═════ MATERIAL PROVIDED ═════

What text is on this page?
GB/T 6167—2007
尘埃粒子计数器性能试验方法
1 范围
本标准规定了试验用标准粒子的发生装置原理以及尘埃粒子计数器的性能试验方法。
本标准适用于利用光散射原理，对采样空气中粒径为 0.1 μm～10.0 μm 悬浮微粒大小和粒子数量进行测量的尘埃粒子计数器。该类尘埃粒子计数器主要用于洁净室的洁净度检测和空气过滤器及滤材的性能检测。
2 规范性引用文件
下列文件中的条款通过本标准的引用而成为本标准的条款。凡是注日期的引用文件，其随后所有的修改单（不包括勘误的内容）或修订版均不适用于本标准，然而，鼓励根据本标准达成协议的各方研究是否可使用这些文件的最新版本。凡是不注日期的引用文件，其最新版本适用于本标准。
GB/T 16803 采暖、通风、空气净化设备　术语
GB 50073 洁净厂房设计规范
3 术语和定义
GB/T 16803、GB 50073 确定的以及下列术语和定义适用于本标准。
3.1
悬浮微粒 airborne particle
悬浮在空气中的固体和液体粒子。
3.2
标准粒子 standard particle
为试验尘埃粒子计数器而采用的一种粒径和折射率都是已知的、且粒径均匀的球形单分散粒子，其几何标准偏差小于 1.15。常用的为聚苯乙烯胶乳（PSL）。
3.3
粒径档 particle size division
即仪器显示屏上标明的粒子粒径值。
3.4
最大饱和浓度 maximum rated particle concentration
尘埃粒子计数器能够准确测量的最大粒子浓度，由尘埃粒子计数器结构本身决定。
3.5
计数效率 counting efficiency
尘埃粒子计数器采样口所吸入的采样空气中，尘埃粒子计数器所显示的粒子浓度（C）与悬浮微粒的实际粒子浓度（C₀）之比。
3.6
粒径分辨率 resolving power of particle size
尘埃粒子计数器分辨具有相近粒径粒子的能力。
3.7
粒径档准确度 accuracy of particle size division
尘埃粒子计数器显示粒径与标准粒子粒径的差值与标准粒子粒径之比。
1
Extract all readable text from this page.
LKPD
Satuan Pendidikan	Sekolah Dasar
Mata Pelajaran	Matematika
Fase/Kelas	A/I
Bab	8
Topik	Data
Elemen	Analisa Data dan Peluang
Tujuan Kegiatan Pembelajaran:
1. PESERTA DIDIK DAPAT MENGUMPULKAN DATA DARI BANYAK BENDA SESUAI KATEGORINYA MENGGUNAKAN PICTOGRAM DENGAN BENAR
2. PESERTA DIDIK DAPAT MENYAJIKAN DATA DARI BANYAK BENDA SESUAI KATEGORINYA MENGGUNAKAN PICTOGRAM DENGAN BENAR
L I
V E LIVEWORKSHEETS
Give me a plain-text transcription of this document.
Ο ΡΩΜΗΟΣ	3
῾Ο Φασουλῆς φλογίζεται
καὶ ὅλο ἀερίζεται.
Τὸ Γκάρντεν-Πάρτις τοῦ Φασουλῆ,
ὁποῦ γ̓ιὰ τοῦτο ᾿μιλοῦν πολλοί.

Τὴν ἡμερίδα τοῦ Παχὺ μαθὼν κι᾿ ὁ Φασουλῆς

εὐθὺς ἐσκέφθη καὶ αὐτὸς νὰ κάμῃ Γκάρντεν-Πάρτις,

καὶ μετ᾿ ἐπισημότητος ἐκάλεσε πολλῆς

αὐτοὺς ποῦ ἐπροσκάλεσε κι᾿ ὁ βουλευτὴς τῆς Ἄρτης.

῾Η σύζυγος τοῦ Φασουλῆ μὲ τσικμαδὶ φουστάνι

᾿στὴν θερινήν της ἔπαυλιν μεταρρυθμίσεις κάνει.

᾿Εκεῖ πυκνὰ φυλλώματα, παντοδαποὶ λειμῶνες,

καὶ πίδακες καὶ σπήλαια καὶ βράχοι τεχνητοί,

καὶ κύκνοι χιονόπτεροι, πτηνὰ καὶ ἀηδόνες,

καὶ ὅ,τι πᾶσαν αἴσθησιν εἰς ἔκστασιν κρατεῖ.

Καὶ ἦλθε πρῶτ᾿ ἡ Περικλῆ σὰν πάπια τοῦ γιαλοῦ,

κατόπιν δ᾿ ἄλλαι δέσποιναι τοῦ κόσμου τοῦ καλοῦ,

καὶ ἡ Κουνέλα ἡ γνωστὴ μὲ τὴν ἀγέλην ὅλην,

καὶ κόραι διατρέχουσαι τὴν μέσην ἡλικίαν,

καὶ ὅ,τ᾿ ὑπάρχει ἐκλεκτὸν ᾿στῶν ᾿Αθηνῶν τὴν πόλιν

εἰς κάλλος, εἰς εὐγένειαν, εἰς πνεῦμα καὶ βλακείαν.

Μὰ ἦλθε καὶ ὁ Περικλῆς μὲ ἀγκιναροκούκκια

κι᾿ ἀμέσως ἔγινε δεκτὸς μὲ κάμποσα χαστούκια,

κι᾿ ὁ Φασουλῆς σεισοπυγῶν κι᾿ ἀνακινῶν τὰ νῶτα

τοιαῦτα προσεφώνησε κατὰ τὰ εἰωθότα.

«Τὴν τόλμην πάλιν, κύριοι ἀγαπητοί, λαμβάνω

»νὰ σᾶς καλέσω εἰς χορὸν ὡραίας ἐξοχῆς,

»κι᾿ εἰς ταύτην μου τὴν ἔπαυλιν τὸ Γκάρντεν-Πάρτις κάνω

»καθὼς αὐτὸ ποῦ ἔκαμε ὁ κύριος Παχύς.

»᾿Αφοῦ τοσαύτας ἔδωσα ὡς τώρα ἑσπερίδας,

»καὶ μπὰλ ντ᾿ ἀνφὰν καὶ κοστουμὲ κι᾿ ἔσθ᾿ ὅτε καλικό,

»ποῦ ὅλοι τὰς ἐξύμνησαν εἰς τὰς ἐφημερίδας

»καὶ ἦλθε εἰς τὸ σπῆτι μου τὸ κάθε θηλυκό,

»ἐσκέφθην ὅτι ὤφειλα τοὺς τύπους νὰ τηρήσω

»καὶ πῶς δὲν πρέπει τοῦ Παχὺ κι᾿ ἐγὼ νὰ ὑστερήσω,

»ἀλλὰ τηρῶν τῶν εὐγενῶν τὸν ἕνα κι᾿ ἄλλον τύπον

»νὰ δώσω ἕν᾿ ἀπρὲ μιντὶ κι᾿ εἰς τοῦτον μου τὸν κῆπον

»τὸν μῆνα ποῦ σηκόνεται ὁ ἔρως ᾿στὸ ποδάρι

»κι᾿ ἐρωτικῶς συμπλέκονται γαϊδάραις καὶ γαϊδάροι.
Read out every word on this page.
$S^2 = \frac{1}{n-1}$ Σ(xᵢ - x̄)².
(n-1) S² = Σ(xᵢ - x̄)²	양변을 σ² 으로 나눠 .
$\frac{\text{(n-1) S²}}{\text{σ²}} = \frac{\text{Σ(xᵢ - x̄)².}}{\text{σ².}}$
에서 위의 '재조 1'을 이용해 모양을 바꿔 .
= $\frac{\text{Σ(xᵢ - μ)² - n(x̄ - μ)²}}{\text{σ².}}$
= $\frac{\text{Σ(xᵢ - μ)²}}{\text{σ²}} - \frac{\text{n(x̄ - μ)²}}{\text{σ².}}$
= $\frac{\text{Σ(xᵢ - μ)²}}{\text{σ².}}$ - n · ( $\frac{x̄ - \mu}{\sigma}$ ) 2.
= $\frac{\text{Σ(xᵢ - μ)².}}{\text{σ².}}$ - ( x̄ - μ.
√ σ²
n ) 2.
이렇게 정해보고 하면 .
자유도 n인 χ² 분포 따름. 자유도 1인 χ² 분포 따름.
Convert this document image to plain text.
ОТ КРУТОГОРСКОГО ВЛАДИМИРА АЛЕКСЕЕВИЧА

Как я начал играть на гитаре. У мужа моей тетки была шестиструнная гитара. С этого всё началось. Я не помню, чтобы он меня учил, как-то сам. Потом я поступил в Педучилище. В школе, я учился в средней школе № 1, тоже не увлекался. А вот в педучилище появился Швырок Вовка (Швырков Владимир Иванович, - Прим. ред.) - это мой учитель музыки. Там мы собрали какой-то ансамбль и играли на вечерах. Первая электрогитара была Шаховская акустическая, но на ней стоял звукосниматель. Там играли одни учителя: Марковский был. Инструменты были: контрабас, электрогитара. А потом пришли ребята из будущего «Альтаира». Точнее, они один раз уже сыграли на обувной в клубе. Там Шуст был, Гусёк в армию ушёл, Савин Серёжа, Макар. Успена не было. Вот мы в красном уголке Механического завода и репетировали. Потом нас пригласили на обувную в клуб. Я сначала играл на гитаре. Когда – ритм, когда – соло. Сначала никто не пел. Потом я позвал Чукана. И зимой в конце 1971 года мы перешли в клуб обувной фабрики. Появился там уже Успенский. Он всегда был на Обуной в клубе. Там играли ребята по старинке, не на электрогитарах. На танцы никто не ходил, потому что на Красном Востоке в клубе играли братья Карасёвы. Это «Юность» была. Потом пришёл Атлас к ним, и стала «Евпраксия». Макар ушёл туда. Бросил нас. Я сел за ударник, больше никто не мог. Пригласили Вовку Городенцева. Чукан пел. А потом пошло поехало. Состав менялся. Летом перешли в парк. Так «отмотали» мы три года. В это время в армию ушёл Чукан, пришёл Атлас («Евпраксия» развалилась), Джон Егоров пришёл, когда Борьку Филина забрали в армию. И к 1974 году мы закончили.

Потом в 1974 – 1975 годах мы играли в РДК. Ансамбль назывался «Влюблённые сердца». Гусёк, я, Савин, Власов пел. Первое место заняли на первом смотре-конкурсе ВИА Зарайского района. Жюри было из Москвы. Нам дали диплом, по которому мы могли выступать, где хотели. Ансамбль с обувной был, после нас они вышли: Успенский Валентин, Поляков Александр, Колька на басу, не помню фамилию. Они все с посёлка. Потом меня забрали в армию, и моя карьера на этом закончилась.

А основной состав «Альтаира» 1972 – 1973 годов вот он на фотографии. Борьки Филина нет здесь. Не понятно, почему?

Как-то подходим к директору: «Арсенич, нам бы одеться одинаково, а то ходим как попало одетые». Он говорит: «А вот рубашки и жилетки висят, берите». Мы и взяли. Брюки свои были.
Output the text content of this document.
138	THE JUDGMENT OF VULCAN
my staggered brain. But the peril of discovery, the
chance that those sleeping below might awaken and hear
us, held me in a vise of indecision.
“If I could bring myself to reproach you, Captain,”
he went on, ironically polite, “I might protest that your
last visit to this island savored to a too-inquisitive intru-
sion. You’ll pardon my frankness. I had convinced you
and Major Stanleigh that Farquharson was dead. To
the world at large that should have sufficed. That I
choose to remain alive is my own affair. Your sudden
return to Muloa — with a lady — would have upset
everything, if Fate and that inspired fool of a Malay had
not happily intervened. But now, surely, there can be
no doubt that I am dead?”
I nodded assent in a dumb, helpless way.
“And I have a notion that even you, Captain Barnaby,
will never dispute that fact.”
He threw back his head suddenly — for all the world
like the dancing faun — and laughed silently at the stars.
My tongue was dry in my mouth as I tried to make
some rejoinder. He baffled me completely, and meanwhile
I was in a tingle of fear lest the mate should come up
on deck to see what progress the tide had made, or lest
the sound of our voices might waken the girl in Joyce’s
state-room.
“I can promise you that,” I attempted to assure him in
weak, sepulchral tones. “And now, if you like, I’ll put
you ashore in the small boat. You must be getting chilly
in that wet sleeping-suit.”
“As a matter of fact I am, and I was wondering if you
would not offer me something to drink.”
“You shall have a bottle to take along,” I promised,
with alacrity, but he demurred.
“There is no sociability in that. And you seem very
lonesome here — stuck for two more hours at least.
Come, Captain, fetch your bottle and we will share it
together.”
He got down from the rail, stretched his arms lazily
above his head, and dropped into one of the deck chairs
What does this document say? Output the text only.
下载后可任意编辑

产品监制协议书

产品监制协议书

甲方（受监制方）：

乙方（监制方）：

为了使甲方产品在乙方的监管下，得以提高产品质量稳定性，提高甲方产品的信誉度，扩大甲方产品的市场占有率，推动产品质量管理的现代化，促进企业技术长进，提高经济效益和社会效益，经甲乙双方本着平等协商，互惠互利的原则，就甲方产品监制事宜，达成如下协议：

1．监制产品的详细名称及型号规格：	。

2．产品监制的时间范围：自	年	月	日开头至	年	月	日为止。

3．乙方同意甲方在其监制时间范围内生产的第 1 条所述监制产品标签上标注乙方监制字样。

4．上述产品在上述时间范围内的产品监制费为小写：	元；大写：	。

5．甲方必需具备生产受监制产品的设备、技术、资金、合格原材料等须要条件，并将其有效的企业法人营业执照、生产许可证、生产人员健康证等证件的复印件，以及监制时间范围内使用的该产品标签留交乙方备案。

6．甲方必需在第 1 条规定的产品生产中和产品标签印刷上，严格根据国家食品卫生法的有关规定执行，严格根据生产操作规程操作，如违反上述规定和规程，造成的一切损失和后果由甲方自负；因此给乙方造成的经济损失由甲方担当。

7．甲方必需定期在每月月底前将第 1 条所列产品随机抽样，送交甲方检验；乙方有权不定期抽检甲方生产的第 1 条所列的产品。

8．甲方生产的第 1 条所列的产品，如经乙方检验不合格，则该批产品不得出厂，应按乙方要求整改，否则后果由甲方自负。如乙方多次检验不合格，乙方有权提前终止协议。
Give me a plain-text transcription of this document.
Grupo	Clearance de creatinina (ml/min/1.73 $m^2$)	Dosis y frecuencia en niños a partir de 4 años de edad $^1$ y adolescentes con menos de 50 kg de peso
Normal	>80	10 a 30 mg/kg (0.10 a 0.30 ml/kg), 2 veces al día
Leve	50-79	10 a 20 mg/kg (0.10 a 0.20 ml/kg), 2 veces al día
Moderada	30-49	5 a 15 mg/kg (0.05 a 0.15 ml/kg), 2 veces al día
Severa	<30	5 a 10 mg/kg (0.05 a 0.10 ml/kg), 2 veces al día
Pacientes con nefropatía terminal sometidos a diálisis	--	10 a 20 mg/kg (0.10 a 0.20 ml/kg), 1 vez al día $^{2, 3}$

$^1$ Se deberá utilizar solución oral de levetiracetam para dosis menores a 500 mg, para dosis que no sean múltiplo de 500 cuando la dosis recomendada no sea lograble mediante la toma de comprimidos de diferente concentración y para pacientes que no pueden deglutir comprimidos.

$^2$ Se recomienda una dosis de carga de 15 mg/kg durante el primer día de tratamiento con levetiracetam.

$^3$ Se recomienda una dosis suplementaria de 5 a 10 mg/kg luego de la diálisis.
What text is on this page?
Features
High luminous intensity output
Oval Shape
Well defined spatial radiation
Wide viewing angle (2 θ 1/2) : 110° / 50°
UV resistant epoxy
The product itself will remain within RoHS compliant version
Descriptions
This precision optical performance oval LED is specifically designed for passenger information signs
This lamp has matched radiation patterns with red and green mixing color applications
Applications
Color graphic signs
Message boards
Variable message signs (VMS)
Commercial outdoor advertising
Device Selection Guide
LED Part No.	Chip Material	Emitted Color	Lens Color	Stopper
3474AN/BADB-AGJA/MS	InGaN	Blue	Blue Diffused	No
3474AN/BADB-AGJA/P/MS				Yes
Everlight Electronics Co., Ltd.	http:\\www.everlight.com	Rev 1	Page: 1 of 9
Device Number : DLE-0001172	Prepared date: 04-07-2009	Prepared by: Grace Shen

═════

### TASK DIRECTIONS
Show, from the listing above, each line that contains the word "Πάρτις".

### WRITTEN REPLY
Τὸ Γκάρντεν-Πάρτις τοῦ Φασουλῆ,
εὐθὺς ἐσκέφθη καὶ αὐτὸς νὰ κάμῃ Γκάρντεν-Πάρτις,
»κι᾿ εἰς ταύτην μου τὴν ἔπαυλιν τὸ Γκάρντεν-Πάρτις κάνω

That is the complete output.